Task brief ▸ Reproduce the listing word for word, leaving every picture behind.

Stored data entries:
* begin *

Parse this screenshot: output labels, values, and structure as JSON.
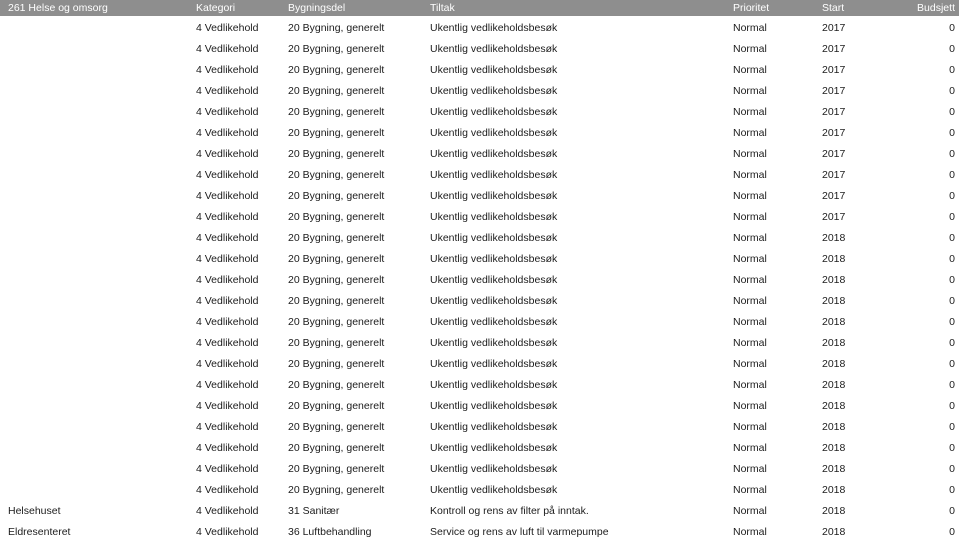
{
  "report": {
    "group_label": "261 Helse og omsorg",
    "columns": [
      {
        "key": "bygg",
        "label": ""
      },
      {
        "key": "kategori",
        "label": "Kategori"
      },
      {
        "key": "bygndel",
        "label": "Bygningsdel"
      },
      {
        "key": "tiltak",
        "label": "Tiltak"
      },
      {
        "key": "prioritet",
        "label": "Prioritet"
      },
      {
        "key": "start",
        "label": "Start"
      },
      {
        "key": "budsjett",
        "label": "Budsjett"
      }
    ],
    "header_background": "#8e8e8e",
    "header_text_color": "#ffffff",
    "rows": [
      {
        "bygg": "",
        "kategori": "4 Vedlikehold",
        "bygndel": "20 Bygning, generelt",
        "tiltak": "Ukentlig vedlikeholdsbesøk",
        "prioritet": "Normal",
        "start": "2017",
        "budsjett": "0"
      },
      {
        "bygg": "",
        "kategori": "4 Vedlikehold",
        "bygndel": "20 Bygning, generelt",
        "tiltak": "Ukentlig vedlikeholdsbesøk",
        "prioritet": "Normal",
        "start": "2017",
        "budsjett": "0"
      },
      {
        "bygg": "",
        "kategori": "4 Vedlikehold",
        "bygndel": "20 Bygning, generelt",
        "tiltak": "Ukentlig vedlikeholdsbesøk",
        "prioritet": "Normal",
        "start": "2017",
        "budsjett": "0"
      },
      {
        "bygg": "",
        "kategori": "4 Vedlikehold",
        "bygndel": "20 Bygning, generelt",
        "tiltak": "Ukentlig vedlikeholdsbesøk",
        "prioritet": "Normal",
        "start": "2017",
        "budsjett": "0"
      },
      {
        "bygg": "",
        "kategori": "4 Vedlikehold",
        "bygndel": "20 Bygning, generelt",
        "tiltak": "Ukentlig vedlikeholdsbesøk",
        "prioritet": "Normal",
        "start": "2017",
        "budsjett": "0"
      },
      {
        "bygg": "",
        "kategori": "4 Vedlikehold",
        "bygndel": "20 Bygning, generelt",
        "tiltak": "Ukentlig vedlikeholdsbesøk",
        "prioritet": "Normal",
        "start": "2017",
        "budsjett": "0"
      },
      {
        "bygg": "",
        "kategori": "4 Vedlikehold",
        "bygndel": "20 Bygning, generelt",
        "tiltak": "Ukentlig vedlikeholdsbesøk",
        "prioritet": "Normal",
        "start": "2017",
        "budsjett": "0"
      },
      {
        "bygg": "",
        "kategori": "4 Vedlikehold",
        "bygndel": "20 Bygning, generelt",
        "tiltak": "Ukentlig vedlikeholdsbesøk",
        "prioritet": "Normal",
        "start": "2017",
        "budsjett": "0"
      },
      {
        "bygg": "",
        "kategori": "4 Vedlikehold",
        "bygndel": "20 Bygning, generelt",
        "tiltak": "Ukentlig vedlikeholdsbesøk",
        "prioritet": "Normal",
        "start": "2017",
        "budsjett": "0"
      },
      {
        "bygg": "",
        "kategori": "4 Vedlikehold",
        "bygndel": "20 Bygning, generelt",
        "tiltak": "Ukentlig vedlikeholdsbesøk",
        "prioritet": "Normal",
        "start": "2017",
        "budsjett": "0"
      },
      {
        "bygg": "",
        "kategori": "4 Vedlikehold",
        "bygndel": "20 Bygning, generelt",
        "tiltak": "Ukentlig vedlikeholdsbesøk",
        "prioritet": "Normal",
        "start": "2018",
        "budsjett": "0"
      },
      {
        "bygg": "",
        "kategori": "4 Vedlikehold",
        "bygndel": "20 Bygning, generelt",
        "tiltak": "Ukentlig vedlikeholdsbesøk",
        "prioritet": "Normal",
        "start": "2018",
        "budsjett": "0"
      },
      {
        "bygg": "",
        "kategori": "4 Vedlikehold",
        "bygndel": "20 Bygning, generelt",
        "tiltak": "Ukentlig vedlikeholdsbesøk",
        "prioritet": "Normal",
        "start": "2018",
        "budsjett": "0"
      },
      {
        "bygg": "",
        "kategori": "4 Vedlikehold",
        "bygndel": "20 Bygning, generelt",
        "tiltak": "Ukentlig vedlikeholdsbesøk",
        "prioritet": "Normal",
        "start": "2018",
        "budsjett": "0"
      },
      {
        "bygg": "",
        "kategori": "4 Vedlikehold",
        "bygndel": "20 Bygning, generelt",
        "tiltak": "Ukentlig vedlikeholdsbesøk",
        "prioritet": "Normal",
        "start": "2018",
        "budsjett": "0"
      },
      {
        "bygg": "",
        "kategori": "4 Vedlikehold",
        "bygndel": "20 Bygning, generelt",
        "tiltak": "Ukentlig vedlikeholdsbesøk",
        "prioritet": "Normal",
        "start": "2018",
        "budsjett": "0"
      },
      {
        "bygg": "",
        "kategori": "4 Vedlikehold",
        "bygndel": "20 Bygning, generelt",
        "tiltak": "Ukentlig vedlikeholdsbesøk",
        "prioritet": "Normal",
        "start": "2018",
        "budsjett": "0"
      },
      {
        "bygg": "",
        "kategori": "4 Vedlikehold",
        "bygndel": "20 Bygning, generelt",
        "tiltak": "Ukentlig vedlikeholdsbesøk",
        "prioritet": "Normal",
        "start": "2018",
        "budsjett": "0"
      },
      {
        "bygg": "",
        "kategori": "4 Vedlikehold",
        "bygndel": "20 Bygning, generelt",
        "tiltak": "Ukentlig vedlikeholdsbesøk",
        "prioritet": "Normal",
        "start": "2018",
        "budsjett": "0"
      },
      {
        "bygg": "",
        "kategori": "4 Vedlikehold",
        "bygndel": "20 Bygning, generelt",
        "tiltak": "Ukentlig vedlikeholdsbesøk",
        "prioritet": "Normal",
        "start": "2018",
        "budsjett": "0"
      },
      {
        "bygg": "",
        "kategori": "4 Vedlikehold",
        "bygndel": "20 Bygning, generelt",
        "tiltak": "Ukentlig vedlikeholdsbesøk",
        "prioritet": "Normal",
        "start": "2018",
        "budsjett": "0"
      },
      {
        "bygg": "",
        "kategori": "4 Vedlikehold",
        "bygndel": "20 Bygning, generelt",
        "tiltak": "Ukentlig vedlikeholdsbesøk",
        "prioritet": "Normal",
        "start": "2018",
        "budsjett": "0"
      },
      {
        "bygg": "",
        "kategori": "4 Vedlikehold",
        "bygndel": "20 Bygning, generelt",
        "tiltak": "Ukentlig vedlikeholdsbesøk",
        "prioritet": "Normal",
        "start": "2018",
        "budsjett": "0"
      },
      {
        "bygg": "Helsehuset",
        "kategori": "4 Vedlikehold",
        "bygndel": "31 Sanitær",
        "tiltak": "Kontroll og rens av filter på inntak.",
        "prioritet": "Normal",
        "start": "2018",
        "budsjett": "0"
      },
      {
        "bygg": "Eldresenteret",
        "kategori": "4 Vedlikehold",
        "bygndel": "36 Luftbehandling",
        "tiltak": "Service og rens av luft til varmepumpe",
        "prioritet": "Normal",
        "start": "2018",
        "budsjett": "0"
      }
    ]
  }
}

* end *

Answer to this exercise ▸
Parse this screenshot: output labels, values, and structure as JSON.
{
  "report": {
    "group_label": "261 Helse og omsorg",
    "columns": [
      {
        "key": "bygg",
        "label": ""
      },
      {
        "key": "kategori",
        "label": "Kategori"
      },
      {
        "key": "bygndel",
        "label": "Bygningsdel"
      },
      {
        "key": "tiltak",
        "label": "Tiltak"
      },
      {
        "key": "prioritet",
        "label": "Prioritet"
      },
      {
        "key": "start",
        "label": "Start"
      },
      {
        "key": "budsjett",
        "label": "Budsjett"
      }
    ],
    "header_background": "#8e8e8e",
    "header_text_color": "#ffffff",
    "rows": [
      {
        "bygg": "",
        "kategori": "4 Vedlikehold",
        "bygndel": "20 Bygning, generelt",
        "tiltak": "Ukentlig vedlikeholdsbesøk",
        "prioritet": "Normal",
        "start": "2017",
        "budsjett": "0"
      },
      {
        "bygg": "",
        "kategori": "4 Vedlikehold",
        "bygndel": "20 Bygning, generelt",
        "tiltak": "Ukentlig vedlikeholdsbesøk",
        "prioritet": "Normal",
        "start": "2017",
        "budsjett": "0"
      },
      {
        "bygg": "",
        "kategori": "4 Vedlikehold",
        "bygndel": "20 Bygning, generelt",
        "tiltak": "Ukentlig vedlikeholdsbesøk",
        "prioritet": "Normal",
        "start": "2017",
        "budsjett": "0"
      },
      {
        "bygg": "",
        "kategori": "4 Vedlikehold",
        "bygndel": "20 Bygning, generelt",
        "tiltak": "Ukentlig vedlikeholdsbesøk",
        "prioritet": "Normal",
        "start": "2017",
        "budsjett": "0"
      },
      {
        "bygg": "",
        "kategori": "4 Vedlikehold",
        "bygndel": "20 Bygning, generelt",
        "tiltak": "Ukentlig vedlikeholdsbesøk",
        "prioritet": "Normal",
        "start": "2017",
        "budsjett": "0"
      },
      {
        "bygg": "",
        "kategori": "4 Vedlikehold",
        "bygndel": "20 Bygning, generelt",
        "tiltak": "Ukentlig vedlikeholdsbesøk",
        "prioritet": "Normal",
        "start": "2017",
        "budsjett": "0"
      },
      {
        "bygg": "",
        "kategori": "4 Vedlikehold",
        "bygndel": "20 Bygning, generelt",
        "tiltak": "Ukentlig vedlikeholdsbesøk",
        "prioritet": "Normal",
        "start": "2017",
        "budsjett": "0"
      },
      {
        "bygg": "",
        "kategori": "4 Vedlikehold",
        "bygndel": "20 Bygning, generelt",
        "tiltak": "Ukentlig vedlikeholdsbesøk",
        "prioritet": "Normal",
        "start": "2017",
        "budsjett": "0"
      },
      {
        "bygg": "",
        "kategori": "4 Vedlikehold",
        "bygndel": "20 Bygning, generelt",
        "tiltak": "Ukentlig vedlikeholdsbesøk",
        "prioritet": "Normal",
        "start": "2017",
        "budsjett": "0"
      },
      {
        "bygg": "",
        "kategori": "4 Vedlikehold",
        "bygndel": "20 Bygning, generelt",
        "tiltak": "Ukentlig vedlikeholdsbesøk",
        "prioritet": "Normal",
        "start": "2017",
        "budsjett": "0"
      },
      {
        "bygg": "",
        "kategori": "4 Vedlikehold",
        "bygndel": "20 Bygning, generelt",
        "tiltak": "Ukentlig vedlikeholdsbesøk",
        "prioritet": "Normal",
        "start": "2018",
        "budsjett": "0"
      },
      {
        "bygg": "",
        "kategori": "4 Vedlikehold",
        "bygndel": "20 Bygning, generelt",
        "tiltak": "Ukentlig vedlikeholdsbesøk",
        "prioritet": "Normal",
        "start": "2018",
        "budsjett": "0"
      },
      {
        "bygg": "",
        "kategori": "4 Vedlikehold",
        "bygndel": "20 Bygning, generelt",
        "tiltak": "Ukentlig vedlikeholdsbesøk",
        "prioritet": "Normal",
        "start": "2018",
        "budsjett": "0"
      },
      {
        "bygg": "",
        "kategori": "4 Vedlikehold",
        "bygndel": "20 Bygning, generelt",
        "tiltak": "Ukentlig vedlikeholdsbesøk",
        "prioritet": "Normal",
        "start": "2018",
        "budsjett": "0"
      },
      {
        "bygg": "",
        "kategori": "4 Vedlikehold",
        "bygndel": "20 Bygning, generelt",
        "tiltak": "Ukentlig vedlikeholdsbesøk",
        "prioritet": "Normal",
        "start": "2018",
        "budsjett": "0"
      },
      {
        "bygg": "",
        "kategori": "4 Vedlikehold",
        "bygndel": "20 Bygning, generelt",
        "tiltak": "Ukentlig vedlikeholdsbesøk",
        "prioritet": "Normal",
        "start": "2018",
        "budsjett": "0"
      },
      {
        "bygg": "",
        "kategori": "4 Vedlikehold",
        "bygndel": "20 Bygning, generelt",
        "tiltak": "Ukentlig vedlikeholdsbesøk",
        "prioritet": "Normal",
        "start": "2018",
        "budsjett": "0"
      },
      {
        "bygg": "",
        "kategori": "4 Vedlikehold",
        "bygndel": "20 Bygning, generelt",
        "tiltak": "Ukentlig vedlikeholdsbesøk",
        "prioritet": "Normal",
        "start": "2018",
        "budsjett": "0"
      },
      {
        "bygg": "",
        "kategori": "4 Vedlikehold",
        "bygndel": "20 Bygning, generelt",
        "tiltak": "Ukentlig vedlikeholdsbesøk",
        "prioritet": "Normal",
        "start": "2018",
        "budsjett": "0"
      },
      {
        "bygg": "",
        "kategori": "4 Vedlikehold",
        "bygndel": "20 Bygning, generelt",
        "tiltak": "Ukentlig vedlikeholdsbesøk",
        "prioritet": "Normal",
        "start": "2018",
        "budsjett": "0"
      },
      {
        "bygg": "",
        "kategori": "4 Vedlikehold",
        "bygndel": "20 Bygning, generelt",
        "tiltak": "Ukentlig vedlikeholdsbesøk",
        "prioritet": "Normal",
        "start": "2018",
        "budsjett": "0"
      },
      {
        "bygg": "",
        "kategori": "4 Vedlikehold",
        "bygndel": "20 Bygning, generelt",
        "tiltak": "Ukentlig vedlikeholdsbesøk",
        "prioritet": "Normal",
        "start": "2018",
        "budsjett": "0"
      },
      {
        "bygg": "",
        "kategori": "4 Vedlikehold",
        "bygndel": "20 Bygning, generelt",
        "tiltak": "Ukentlig vedlikeholdsbesøk",
        "prioritet": "Normal",
        "start": "2018",
        "budsjett": "0"
      },
      {
        "bygg": "Helsehuset",
        "kategori": "4 Vedlikehold",
        "bygndel": "31 Sanitær",
        "tiltak": "Kontroll og rens av filter på inntak.",
        "prioritet": "Normal",
        "start": "2018",
        "budsjett": "0"
      },
      {
        "bygg": "Eldresenteret",
        "kategori": "4 Vedlikehold",
        "bygndel": "36 Luftbehandling",
        "tiltak": "Service og rens av luft til varmepumpe",
        "prioritet": "Normal",
        "start": "2018",
        "budsjett": "0"
      }
    ]
  }
}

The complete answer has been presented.